Your objective.
In the records below, find each line containing the word "трудно" and copy it.

Records for the exercise.
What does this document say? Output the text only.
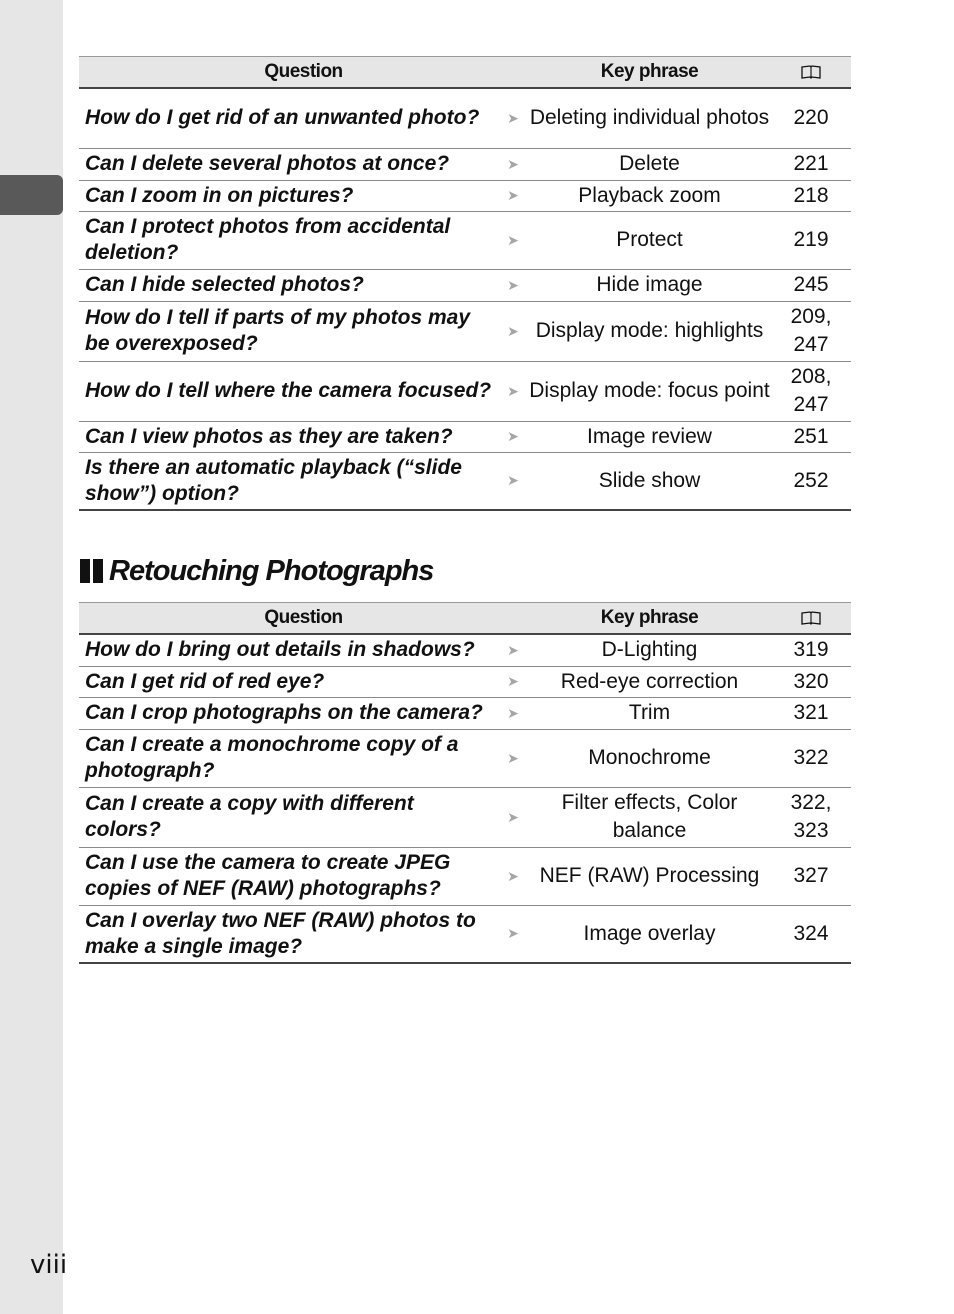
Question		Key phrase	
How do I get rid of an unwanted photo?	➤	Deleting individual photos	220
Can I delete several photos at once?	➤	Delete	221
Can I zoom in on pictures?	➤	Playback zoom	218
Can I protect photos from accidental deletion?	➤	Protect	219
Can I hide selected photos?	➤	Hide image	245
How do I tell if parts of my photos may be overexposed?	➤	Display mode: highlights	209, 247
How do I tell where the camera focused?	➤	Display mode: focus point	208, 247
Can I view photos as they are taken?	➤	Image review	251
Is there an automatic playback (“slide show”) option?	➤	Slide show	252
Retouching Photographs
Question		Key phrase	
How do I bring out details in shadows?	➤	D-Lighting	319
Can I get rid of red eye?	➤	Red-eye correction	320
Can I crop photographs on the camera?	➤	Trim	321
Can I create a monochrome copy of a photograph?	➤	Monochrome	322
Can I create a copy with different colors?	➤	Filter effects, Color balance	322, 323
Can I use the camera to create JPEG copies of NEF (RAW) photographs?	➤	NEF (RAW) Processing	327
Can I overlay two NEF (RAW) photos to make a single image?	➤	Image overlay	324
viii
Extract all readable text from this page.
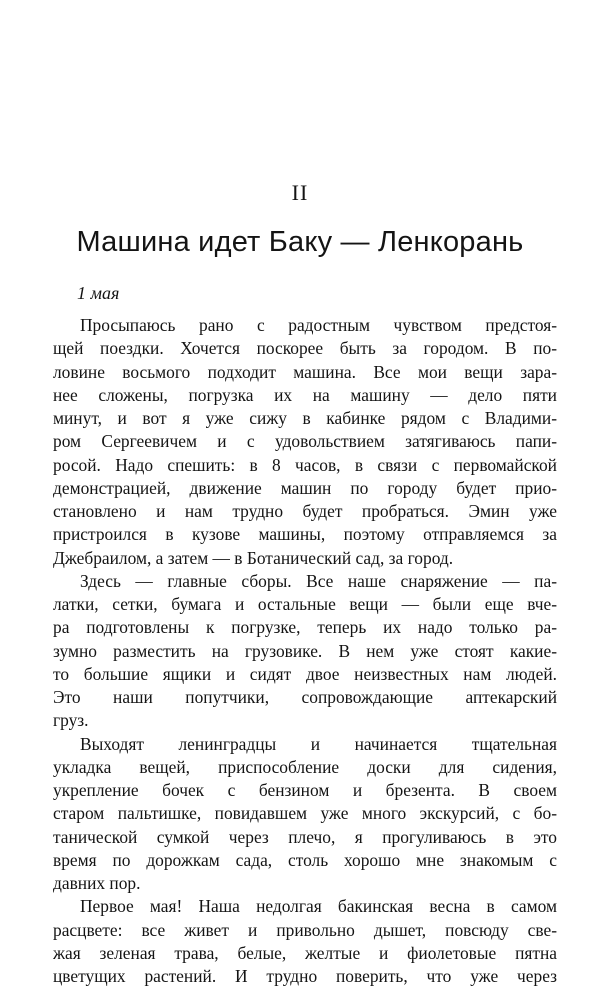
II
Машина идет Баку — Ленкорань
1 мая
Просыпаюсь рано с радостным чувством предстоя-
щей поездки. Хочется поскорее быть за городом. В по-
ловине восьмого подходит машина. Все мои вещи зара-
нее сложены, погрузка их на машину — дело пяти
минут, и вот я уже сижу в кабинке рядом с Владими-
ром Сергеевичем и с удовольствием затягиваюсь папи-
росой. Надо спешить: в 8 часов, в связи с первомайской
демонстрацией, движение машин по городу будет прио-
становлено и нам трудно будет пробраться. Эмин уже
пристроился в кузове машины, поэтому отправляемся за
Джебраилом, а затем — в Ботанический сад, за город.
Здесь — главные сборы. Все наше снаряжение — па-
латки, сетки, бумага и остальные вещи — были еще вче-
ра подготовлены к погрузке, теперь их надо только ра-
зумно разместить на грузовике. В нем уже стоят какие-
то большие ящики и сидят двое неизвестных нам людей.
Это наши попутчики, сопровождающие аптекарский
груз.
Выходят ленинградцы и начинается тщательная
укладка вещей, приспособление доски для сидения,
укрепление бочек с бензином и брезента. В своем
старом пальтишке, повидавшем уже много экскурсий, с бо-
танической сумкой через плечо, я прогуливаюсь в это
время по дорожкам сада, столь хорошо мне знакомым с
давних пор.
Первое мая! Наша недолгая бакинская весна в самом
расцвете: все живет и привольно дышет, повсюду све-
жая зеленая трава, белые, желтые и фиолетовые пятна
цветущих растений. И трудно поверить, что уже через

Result of this exercise.
становлено и нам трудно будет пробраться. Эмин уже
цветущих растений. И трудно поверить, что уже через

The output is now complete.